Data shown:
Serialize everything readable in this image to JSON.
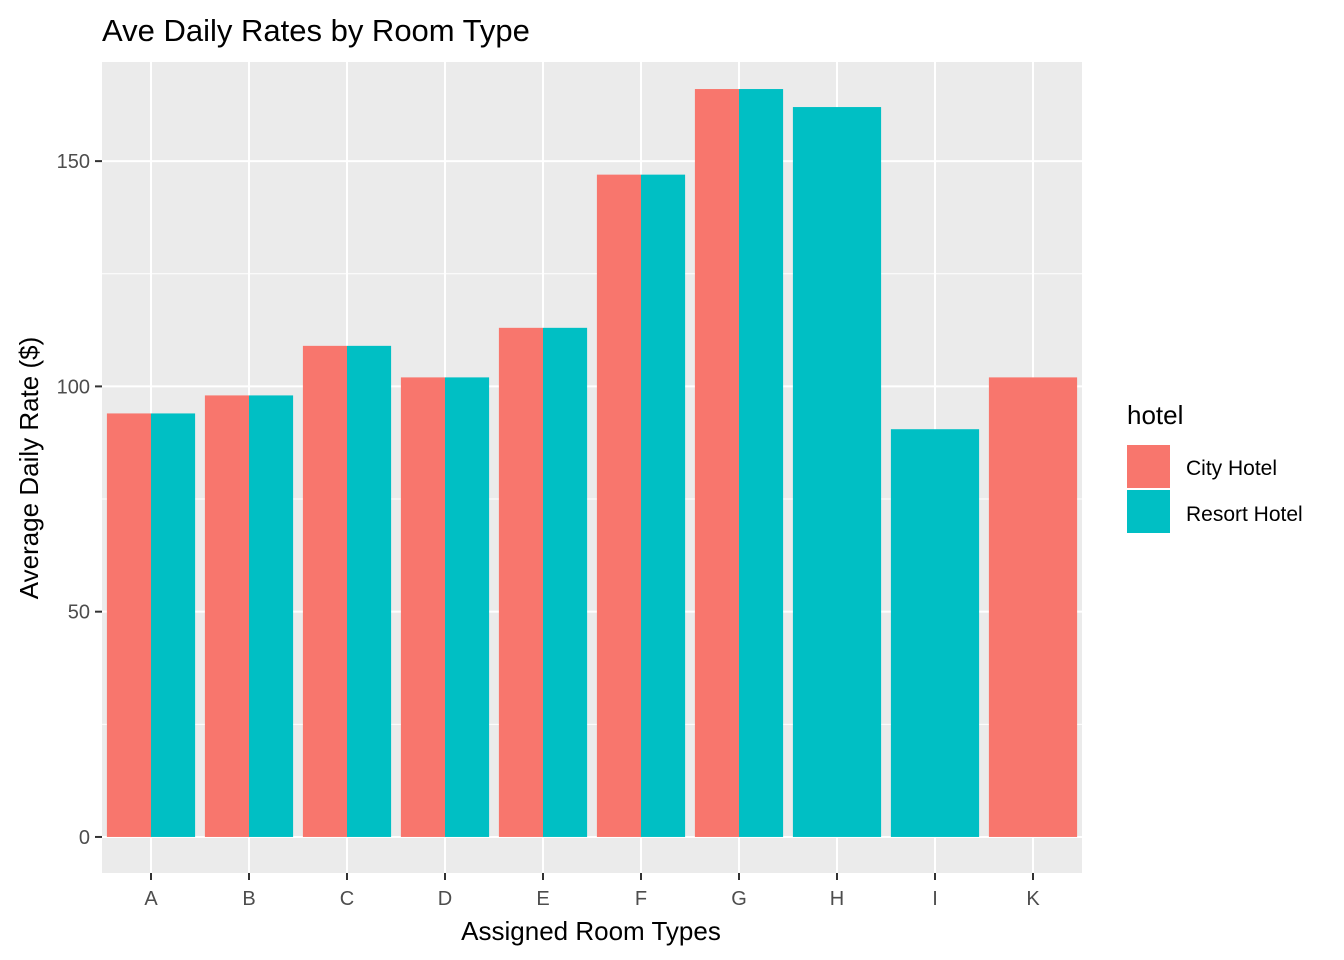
{
  "chart_data": {
    "type": "bar",
    "title": "Ave Daily Rates by Room Type",
    "xlabel": "Assigned Room Types",
    "ylabel": "Average Daily Rate ($)",
    "categories": [
      "A",
      "B",
      "C",
      "D",
      "E",
      "F",
      "G",
      "H",
      "I",
      "K"
    ],
    "ylim": [
      -8,
      172
    ],
    "yticks": [
      0,
      50,
      100,
      150
    ],
    "grid": true,
    "legend": {
      "title": "hotel",
      "position": "right"
    },
    "series": [
      {
        "name": "City Hotel",
        "color": "#F8766D",
        "values": [
          94,
          98,
          109,
          102,
          113,
          147,
          166,
          null,
          null,
          102
        ]
      },
      {
        "name": "Resort Hotel",
        "color": "#00BFC4",
        "values": [
          94,
          98,
          109,
          102,
          113,
          147,
          166,
          162,
          90.5,
          null
        ]
      }
    ]
  }
}
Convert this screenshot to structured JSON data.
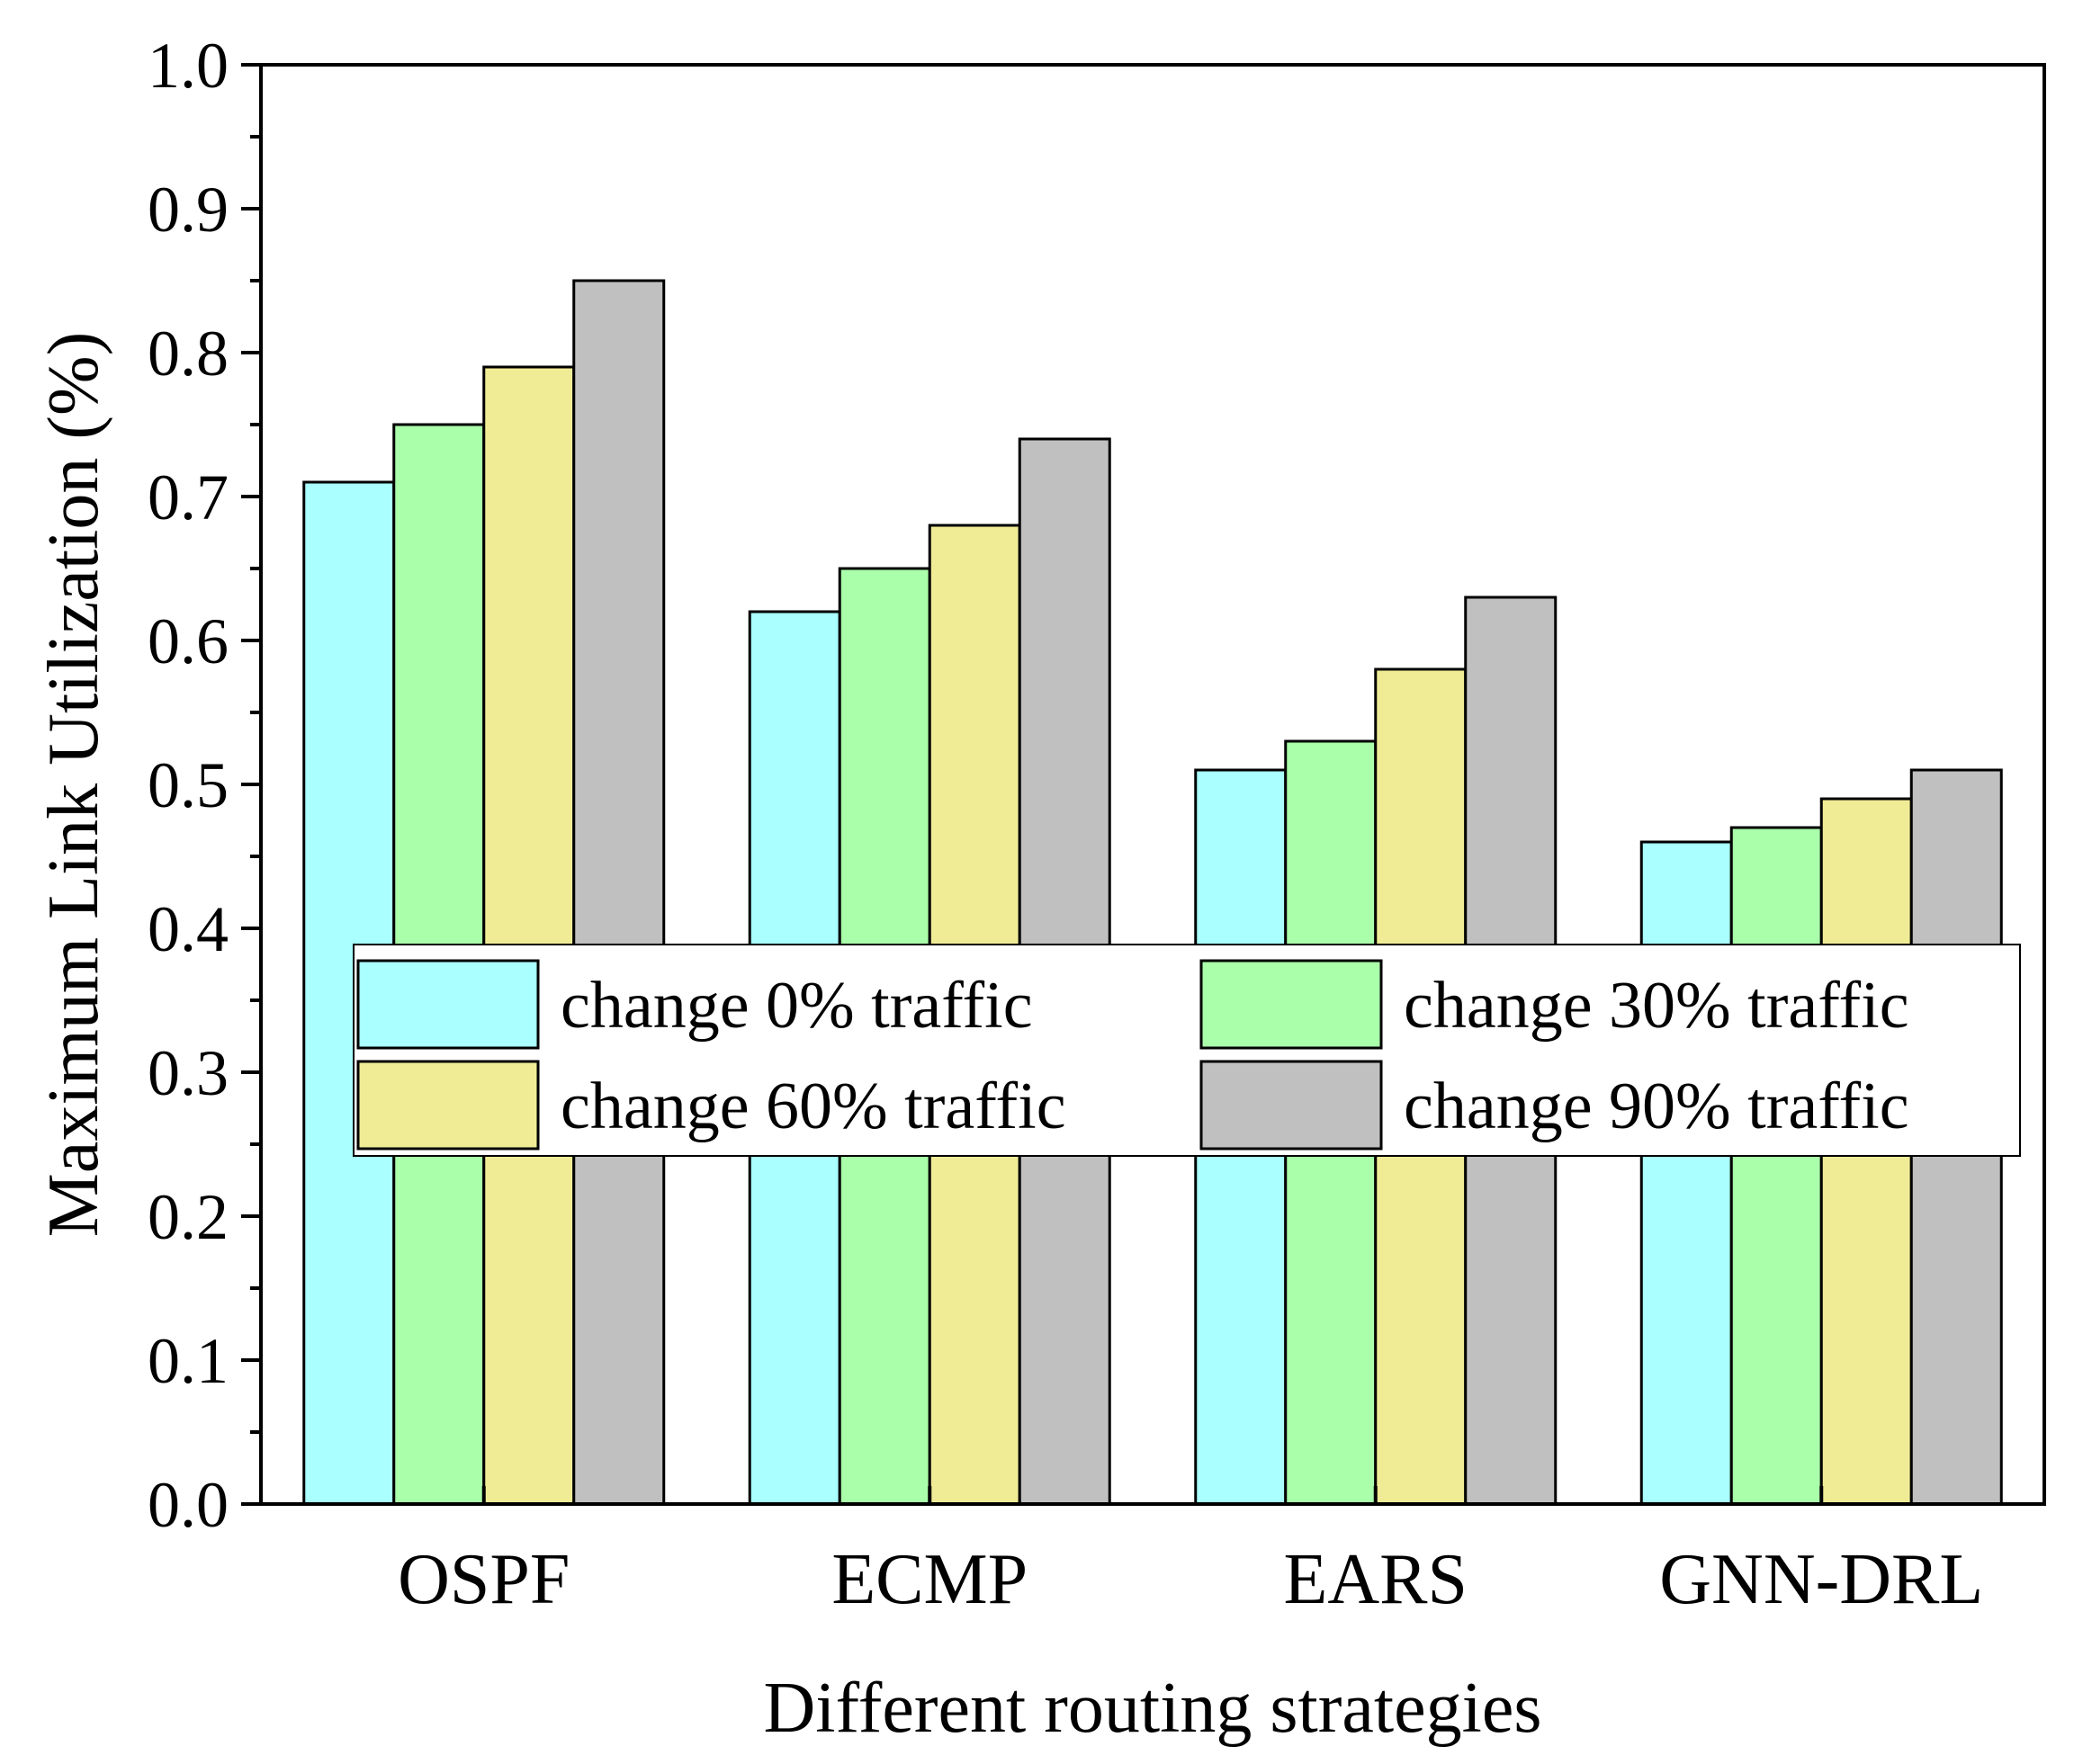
{
  "chart_data": {
    "type": "bar",
    "title": "",
    "xlabel": "Different routing strategies",
    "ylabel": "Maximum Link Utilization (%)",
    "ylim": [
      0.0,
      1.0
    ],
    "yticks": [
      "0.0",
      "0.1",
      "0.2",
      "0.3",
      "0.4",
      "0.5",
      "0.6",
      "0.7",
      "0.8",
      "0.9",
      "1.0"
    ],
    "categories": [
      "OSPF",
      "ECMP",
      "EARS",
      "GNN-DRL"
    ],
    "series": [
      {
        "name": "change 0% traffic",
        "color": "#AAFFFF",
        "values": [
          0.71,
          0.62,
          0.51,
          0.46
        ]
      },
      {
        "name": "change 30% traffic",
        "color": "#AAFFAA",
        "values": [
          0.75,
          0.65,
          0.53,
          0.47
        ]
      },
      {
        "name": "change 60% traffic",
        "color": "#F0EC96",
        "values": [
          0.79,
          0.68,
          0.58,
          0.49
        ]
      },
      {
        "name": "change 90% traffic",
        "color": "#C0C0C0",
        "values": [
          0.85,
          0.74,
          0.63,
          0.51
        ]
      }
    ],
    "legend_position": "lower-center",
    "grid": false
  }
}
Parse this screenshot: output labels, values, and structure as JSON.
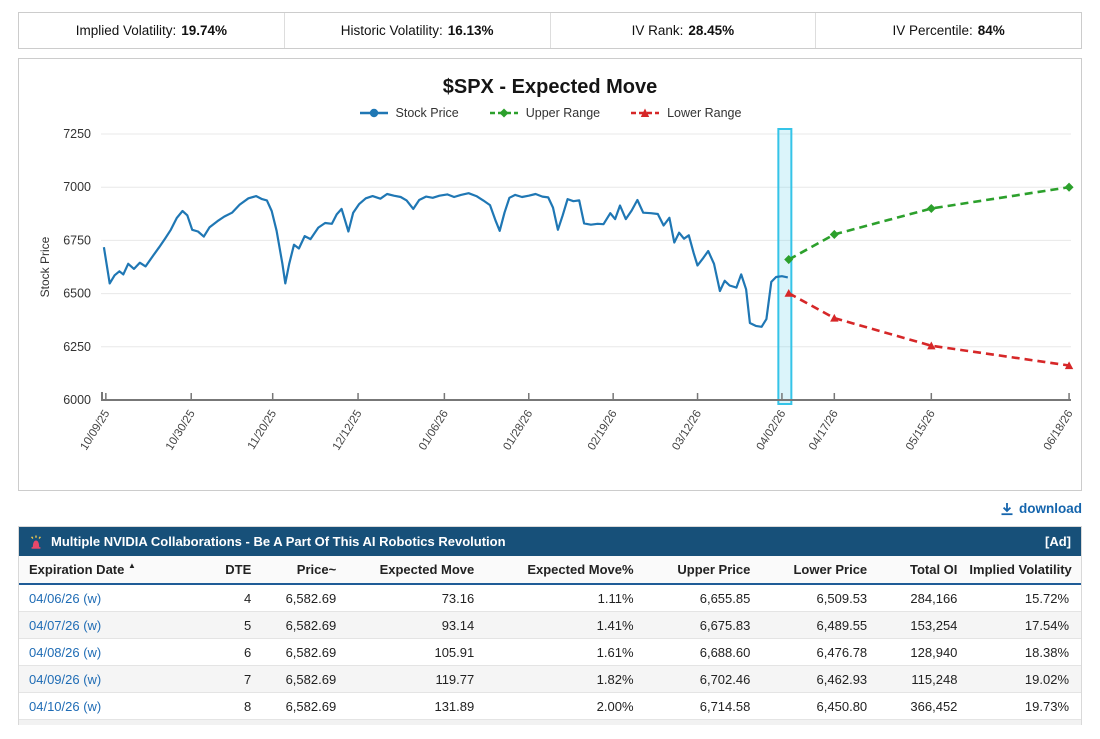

Exercise details:
Repeat the entries exactly. Pictures are excluded from the copy.

Reply:
Serialize everything readable in this image to JSON.
{
  "chart_data": {
    "type": "bar",
    "title": "Ave Daily Rates by Room Type",
    "xlabel": "Assigned Room Types",
    "ylabel": "Average Daily Rate ($)",
    "categories": [
      "A",
      "B",
      "C",
      "D",
      "E",
      "F",
      "G",
      "H",
      "I",
      "K"
    ],
    "ylim": [
      -8,
      172
    ],
    "yticks": [
      0,
      50,
      100,
      150
    ],
    "grid": true,
    "legend": {
      "title": "hotel",
      "position": "right"
    },
    "series": [
      {
        "name": "City Hotel",
        "color": "#F8766D",
        "values": [
          94,
          98,
          109,
          102,
          113,
          147,
          166,
          null,
          null,
          102
        ]
      },
      {
        "name": "Resort Hotel",
        "color": "#00BFC4",
        "values": [
          94,
          98,
          109,
          102,
          113,
          147,
          166,
          162,
          90.5,
          null
        ]
      }
    ]
  }
}
Convert this screenshot to structured JSON data.
{
  "chart_data": {
    "type": "bar",
    "title": "",
    "xlabel": "Different routing strategies",
    "ylabel": "Maximum Link Utilization (%)",
    "ylim": [
      0.0,
      1.0
    ],
    "yticks": [
      "0.0",
      "0.1",
      "0.2",
      "0.3",
      "0.4",
      "0.5",
      "0.6",
      "0.7",
      "0.8",
      "0.9",
      "1.0"
    ],
    "categories": [
      "OSPF",
      "ECMP",
      "EARS",
      "GNN-DRL"
    ],
    "series": [
      {
        "name": "change 0% traffic",
        "color": "#AAFFFF",
        "values": [
          0.71,
          0.62,
          0.51,
          0.46
        ]
      },
      {
        "name": "change 30% traffic",
        "color": "#AAFFAA",
        "values": [
          0.75,
          0.65,
          0.53,
          0.47
        ]
      },
      {
        "name": "change 60% traffic",
        "color": "#F0EC96",
        "values": [
          0.79,
          0.68,
          0.58,
          0.49
        ]
      },
      {
        "name": "change 90% traffic",
        "color": "#C0C0C0",
        "values": [
          0.85,
          0.74,
          0.63,
          0.51
        ]
      }
    ],
    "legend_position": "lower-center",
    "grid": false
  }
}
Parse this screenshot: output labels, values, and structure as JSON.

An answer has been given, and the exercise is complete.